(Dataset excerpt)
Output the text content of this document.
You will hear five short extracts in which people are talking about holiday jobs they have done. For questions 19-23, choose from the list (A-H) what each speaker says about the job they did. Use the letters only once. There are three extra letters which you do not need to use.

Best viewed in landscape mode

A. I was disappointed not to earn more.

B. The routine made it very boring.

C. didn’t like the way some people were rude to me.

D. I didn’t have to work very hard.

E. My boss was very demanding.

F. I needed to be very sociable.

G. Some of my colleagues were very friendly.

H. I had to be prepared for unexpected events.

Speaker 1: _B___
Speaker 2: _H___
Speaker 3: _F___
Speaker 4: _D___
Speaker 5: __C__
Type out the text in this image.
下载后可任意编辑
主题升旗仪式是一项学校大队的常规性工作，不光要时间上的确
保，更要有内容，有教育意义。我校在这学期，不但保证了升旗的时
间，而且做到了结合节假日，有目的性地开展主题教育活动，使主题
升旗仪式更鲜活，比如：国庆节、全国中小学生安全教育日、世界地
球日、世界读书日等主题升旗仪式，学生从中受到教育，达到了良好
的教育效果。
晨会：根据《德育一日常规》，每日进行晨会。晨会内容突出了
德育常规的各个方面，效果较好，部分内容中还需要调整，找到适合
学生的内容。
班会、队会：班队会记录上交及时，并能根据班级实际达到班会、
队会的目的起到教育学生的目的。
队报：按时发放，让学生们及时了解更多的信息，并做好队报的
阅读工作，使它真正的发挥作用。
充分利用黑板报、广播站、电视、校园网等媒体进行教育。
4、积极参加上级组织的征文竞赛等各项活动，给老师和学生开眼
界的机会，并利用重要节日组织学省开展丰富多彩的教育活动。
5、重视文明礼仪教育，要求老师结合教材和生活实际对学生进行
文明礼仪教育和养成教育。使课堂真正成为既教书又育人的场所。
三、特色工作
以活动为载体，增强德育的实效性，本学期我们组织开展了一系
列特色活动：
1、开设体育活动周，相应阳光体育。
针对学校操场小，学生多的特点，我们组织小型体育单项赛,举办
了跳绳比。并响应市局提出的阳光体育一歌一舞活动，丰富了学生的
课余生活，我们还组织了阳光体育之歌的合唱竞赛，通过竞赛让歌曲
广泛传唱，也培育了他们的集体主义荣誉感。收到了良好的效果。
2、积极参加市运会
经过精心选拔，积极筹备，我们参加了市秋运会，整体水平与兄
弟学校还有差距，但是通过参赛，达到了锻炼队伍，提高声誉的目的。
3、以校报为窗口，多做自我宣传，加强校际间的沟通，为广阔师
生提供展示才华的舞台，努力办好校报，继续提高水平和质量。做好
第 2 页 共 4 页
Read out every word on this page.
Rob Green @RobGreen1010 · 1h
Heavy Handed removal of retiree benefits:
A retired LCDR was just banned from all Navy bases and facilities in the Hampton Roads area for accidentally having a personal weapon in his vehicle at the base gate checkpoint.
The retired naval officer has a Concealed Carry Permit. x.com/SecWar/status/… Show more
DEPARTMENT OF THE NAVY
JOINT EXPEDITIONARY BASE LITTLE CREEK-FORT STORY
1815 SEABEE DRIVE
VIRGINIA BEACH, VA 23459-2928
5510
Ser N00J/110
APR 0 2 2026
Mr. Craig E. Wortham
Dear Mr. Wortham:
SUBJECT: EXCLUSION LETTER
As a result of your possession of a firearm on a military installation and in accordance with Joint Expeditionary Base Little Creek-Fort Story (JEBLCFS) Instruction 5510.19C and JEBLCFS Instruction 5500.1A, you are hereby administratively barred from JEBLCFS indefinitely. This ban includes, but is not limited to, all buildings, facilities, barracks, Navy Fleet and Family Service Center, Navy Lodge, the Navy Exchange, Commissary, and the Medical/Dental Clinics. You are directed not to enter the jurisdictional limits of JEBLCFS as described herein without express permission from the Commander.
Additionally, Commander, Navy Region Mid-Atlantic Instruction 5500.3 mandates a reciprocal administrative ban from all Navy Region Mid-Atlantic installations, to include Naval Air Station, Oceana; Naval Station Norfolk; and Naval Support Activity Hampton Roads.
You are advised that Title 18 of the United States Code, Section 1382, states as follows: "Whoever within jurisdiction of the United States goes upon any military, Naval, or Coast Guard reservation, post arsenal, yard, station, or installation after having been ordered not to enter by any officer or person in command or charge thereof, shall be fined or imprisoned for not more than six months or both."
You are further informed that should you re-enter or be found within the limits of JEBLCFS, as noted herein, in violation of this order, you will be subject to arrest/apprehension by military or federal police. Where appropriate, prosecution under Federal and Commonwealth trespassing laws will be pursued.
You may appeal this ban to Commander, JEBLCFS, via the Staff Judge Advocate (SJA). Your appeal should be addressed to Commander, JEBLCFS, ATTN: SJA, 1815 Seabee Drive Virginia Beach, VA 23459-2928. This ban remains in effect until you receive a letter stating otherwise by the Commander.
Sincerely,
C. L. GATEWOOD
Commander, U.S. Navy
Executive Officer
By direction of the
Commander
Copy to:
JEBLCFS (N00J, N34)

• [PROBLEM TO WORK ON]:
Looking at the listing above, count the lines that contain "were" and give nothing but the number.

• [WRITTEN REPLY]:
2